■ TEXTE CHOISI:
::::

Ce mardi à Ajaccio, deux individus comparaissent pour des incendies criminels touchant des établissements associés à des proches de Gilles Simeoni, président de l'exécutif de Corse et maire de Bastia. Les accusés, Kevin Ornec, 39 ans, et Mourad Amar, 30 ans, nient les faits, suggérant un contexte de règlement de comptes à connotation politique.
Le tribunal examine une série d'incendies survenus dans la nuit du 4 au 5 décembre 2022. Les bars-restaurants Le Bama et Le 24 à Corte, tous deux liés à la famille Simeoni, ont été visés. Quelques heures après ces événements, un véhicule volé a été enregistré sur les caméras de sécurité. Ce dernier a été localisé à Ajaccio, où un garage de Jean-André Miniconi, ex-président de la chambre de commerce, a également été incendié. Gilles Simeoni avait soutenu Miniconi lors des municipales de 2020, ajoutant une dimension politique à cette affaire.

::::

■ EXTRAIT DES DONNÉES:
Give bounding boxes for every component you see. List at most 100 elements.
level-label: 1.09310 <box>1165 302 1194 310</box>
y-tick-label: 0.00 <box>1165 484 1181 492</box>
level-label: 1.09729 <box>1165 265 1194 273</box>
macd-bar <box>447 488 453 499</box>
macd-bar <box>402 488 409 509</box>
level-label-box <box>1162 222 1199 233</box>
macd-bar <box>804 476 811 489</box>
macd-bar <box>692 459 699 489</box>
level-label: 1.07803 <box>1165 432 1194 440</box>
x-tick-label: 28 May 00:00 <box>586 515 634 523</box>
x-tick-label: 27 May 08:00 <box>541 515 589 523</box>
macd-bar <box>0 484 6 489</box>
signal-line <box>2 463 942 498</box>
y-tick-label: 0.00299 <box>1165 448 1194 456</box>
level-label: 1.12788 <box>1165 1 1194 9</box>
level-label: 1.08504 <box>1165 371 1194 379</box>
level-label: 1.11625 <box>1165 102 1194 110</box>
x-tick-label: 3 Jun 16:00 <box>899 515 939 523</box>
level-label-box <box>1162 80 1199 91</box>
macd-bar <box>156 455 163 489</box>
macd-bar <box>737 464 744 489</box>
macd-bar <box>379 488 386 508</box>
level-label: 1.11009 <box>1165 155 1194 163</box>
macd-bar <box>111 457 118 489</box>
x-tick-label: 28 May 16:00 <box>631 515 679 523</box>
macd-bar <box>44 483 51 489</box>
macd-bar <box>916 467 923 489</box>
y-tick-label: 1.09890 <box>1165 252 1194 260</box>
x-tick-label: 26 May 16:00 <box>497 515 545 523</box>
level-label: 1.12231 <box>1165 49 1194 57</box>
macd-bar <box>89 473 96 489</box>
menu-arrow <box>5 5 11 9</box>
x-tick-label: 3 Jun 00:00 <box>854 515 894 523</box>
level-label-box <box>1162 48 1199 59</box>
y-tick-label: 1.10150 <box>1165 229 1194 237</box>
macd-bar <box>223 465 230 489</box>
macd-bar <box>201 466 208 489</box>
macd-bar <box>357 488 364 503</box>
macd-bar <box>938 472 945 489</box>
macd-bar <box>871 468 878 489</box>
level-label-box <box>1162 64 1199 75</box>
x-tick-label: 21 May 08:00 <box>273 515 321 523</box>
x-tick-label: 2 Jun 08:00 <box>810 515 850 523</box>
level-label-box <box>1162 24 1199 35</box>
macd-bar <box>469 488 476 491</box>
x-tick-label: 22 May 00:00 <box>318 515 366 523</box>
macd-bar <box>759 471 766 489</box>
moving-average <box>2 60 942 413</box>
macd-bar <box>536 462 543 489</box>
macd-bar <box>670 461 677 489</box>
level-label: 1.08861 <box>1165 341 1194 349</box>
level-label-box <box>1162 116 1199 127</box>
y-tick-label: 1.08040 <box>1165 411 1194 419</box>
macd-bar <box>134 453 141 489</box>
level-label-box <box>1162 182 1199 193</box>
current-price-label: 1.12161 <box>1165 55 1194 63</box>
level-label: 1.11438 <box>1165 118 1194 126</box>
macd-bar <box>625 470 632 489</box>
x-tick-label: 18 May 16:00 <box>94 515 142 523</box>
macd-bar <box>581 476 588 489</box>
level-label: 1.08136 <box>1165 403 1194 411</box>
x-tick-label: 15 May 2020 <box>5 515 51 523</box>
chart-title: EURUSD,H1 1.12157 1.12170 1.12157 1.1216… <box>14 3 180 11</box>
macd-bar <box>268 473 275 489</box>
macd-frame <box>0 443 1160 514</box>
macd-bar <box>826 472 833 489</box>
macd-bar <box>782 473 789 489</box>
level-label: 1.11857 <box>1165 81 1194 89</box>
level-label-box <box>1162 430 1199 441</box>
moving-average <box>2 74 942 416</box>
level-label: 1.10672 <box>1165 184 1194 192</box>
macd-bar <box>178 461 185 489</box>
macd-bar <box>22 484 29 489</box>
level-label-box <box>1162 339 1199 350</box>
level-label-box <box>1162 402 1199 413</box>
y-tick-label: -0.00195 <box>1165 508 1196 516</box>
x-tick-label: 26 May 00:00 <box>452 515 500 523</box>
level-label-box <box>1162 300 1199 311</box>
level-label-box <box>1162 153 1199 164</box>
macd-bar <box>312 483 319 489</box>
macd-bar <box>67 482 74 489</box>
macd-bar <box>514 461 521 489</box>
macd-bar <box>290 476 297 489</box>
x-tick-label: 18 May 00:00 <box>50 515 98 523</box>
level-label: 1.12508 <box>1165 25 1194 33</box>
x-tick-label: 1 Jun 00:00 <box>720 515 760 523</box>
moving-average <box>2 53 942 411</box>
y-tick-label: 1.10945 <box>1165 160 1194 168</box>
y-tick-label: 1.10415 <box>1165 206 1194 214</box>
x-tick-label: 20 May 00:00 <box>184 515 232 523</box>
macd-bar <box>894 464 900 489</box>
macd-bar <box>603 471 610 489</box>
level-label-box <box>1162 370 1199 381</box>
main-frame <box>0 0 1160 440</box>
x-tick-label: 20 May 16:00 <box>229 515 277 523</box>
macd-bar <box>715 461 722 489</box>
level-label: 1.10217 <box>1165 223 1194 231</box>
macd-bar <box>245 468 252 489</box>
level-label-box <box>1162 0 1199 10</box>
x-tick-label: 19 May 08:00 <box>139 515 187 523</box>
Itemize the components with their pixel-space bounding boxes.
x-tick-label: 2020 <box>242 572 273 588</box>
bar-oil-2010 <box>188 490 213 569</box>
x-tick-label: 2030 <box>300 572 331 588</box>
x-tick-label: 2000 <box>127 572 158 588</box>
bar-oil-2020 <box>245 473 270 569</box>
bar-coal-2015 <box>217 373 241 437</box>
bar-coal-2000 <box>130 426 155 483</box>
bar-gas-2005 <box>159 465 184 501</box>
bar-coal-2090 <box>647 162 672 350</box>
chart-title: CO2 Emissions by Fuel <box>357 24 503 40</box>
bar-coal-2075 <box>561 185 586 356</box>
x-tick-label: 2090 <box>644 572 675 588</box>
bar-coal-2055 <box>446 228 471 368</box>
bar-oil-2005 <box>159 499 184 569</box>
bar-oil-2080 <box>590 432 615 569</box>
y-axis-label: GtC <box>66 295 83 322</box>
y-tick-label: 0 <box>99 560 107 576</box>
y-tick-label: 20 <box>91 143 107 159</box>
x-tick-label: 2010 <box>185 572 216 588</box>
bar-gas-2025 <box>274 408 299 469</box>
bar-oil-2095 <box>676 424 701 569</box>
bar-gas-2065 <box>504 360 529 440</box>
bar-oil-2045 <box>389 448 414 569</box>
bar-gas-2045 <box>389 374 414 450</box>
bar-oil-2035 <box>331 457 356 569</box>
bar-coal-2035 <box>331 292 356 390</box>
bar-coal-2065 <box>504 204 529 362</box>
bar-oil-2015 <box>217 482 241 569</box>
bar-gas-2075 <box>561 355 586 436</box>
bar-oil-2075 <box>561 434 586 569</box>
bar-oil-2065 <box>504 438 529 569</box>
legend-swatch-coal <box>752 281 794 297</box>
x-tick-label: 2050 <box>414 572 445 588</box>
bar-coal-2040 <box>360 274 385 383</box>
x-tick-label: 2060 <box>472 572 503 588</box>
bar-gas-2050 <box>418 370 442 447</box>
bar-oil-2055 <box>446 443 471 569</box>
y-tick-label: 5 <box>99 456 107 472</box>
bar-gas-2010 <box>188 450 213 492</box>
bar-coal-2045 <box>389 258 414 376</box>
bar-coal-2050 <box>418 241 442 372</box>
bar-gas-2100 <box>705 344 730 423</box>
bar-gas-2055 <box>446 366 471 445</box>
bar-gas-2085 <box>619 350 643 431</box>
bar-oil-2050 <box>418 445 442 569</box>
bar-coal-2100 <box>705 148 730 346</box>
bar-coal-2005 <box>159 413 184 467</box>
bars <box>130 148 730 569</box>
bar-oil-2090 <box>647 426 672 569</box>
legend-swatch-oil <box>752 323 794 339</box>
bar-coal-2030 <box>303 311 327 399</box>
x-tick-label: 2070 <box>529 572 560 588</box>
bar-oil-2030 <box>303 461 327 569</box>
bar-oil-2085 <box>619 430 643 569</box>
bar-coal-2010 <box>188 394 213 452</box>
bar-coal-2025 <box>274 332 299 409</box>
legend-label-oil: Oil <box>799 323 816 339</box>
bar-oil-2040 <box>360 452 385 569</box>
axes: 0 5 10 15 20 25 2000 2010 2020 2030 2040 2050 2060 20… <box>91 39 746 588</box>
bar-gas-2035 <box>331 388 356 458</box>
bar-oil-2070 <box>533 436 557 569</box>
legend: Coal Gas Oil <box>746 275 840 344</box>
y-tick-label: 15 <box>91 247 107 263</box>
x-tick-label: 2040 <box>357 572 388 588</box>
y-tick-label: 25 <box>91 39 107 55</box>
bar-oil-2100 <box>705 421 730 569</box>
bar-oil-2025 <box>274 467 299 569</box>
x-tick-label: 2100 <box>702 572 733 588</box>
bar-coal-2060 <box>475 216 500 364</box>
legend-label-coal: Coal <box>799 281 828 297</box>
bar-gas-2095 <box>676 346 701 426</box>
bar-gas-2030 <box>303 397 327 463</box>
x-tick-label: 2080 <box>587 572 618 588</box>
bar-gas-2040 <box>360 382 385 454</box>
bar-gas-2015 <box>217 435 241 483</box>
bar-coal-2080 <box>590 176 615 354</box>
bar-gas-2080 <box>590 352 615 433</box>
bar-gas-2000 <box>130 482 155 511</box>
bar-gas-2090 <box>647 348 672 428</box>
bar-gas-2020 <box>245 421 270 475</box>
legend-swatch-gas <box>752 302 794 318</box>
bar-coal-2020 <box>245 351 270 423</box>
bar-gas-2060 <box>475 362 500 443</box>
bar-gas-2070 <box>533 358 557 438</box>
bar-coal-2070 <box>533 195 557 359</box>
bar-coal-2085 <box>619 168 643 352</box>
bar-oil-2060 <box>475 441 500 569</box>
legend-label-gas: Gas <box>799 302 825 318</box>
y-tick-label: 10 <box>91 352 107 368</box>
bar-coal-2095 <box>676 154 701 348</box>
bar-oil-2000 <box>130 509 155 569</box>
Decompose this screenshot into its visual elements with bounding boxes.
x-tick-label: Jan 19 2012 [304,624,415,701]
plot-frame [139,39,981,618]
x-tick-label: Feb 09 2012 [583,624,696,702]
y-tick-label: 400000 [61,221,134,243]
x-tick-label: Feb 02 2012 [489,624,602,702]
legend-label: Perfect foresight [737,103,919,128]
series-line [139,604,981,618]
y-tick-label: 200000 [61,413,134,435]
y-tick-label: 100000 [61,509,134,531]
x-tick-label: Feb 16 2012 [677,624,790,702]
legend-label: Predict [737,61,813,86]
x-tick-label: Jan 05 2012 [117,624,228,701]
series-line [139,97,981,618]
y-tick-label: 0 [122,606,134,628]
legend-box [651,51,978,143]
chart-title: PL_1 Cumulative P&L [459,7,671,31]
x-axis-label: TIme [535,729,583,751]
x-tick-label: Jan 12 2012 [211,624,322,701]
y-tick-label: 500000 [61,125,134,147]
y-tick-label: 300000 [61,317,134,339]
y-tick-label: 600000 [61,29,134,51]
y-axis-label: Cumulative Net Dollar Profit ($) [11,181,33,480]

::::

■ CONSIGNE: Rédigez la suite du texte sur le procès des incendies visant des proches de Gilles Simeoni, en partant de sa dernière phrase.

■ RÉPONSE ATTENDUE:
Kevin Ornec et Mourad Amar font face à des accusations sérieuses, incluant destructions en bande organisée. Des enregistrements vidéo montrent que l'un des suspects pourrait avoir subi des blessures lors des incendies. Ornec a déclaré aux enquêteurs qu'il avait été brûlé en cuisinant, une version qui soulève des questions parmi les autorités.
Un mobile encore flou, des soupçons politiques
Kevin Ornec, déjà connu des services de police pour ses liens avec un groupe criminel en Corse, nie formellement toute implication. Son avocat, Me Jean-François Vesperini, fait valoir que son client n'est en rien responsable. La défense de Mourad Amar est sur la même ligne, son avocate, Me Charlotte Cesari, affirmant qu’il n’y a aucune preuve contre lui.
Jean-André Miniconi exprime son scepticisme quant aux motivations des actes, évoquant d'éventuels mobiles politiques. Il souligne que comprendre qui a donné l'ordre d'agir est tout aussi important que de retrouver les exécutants. En janvier 2023, Gilles Simeoni avait évoqué des 'menaces' à son égard, sans préciser leur origine, augmentant l'intrigue autour de cette affaire.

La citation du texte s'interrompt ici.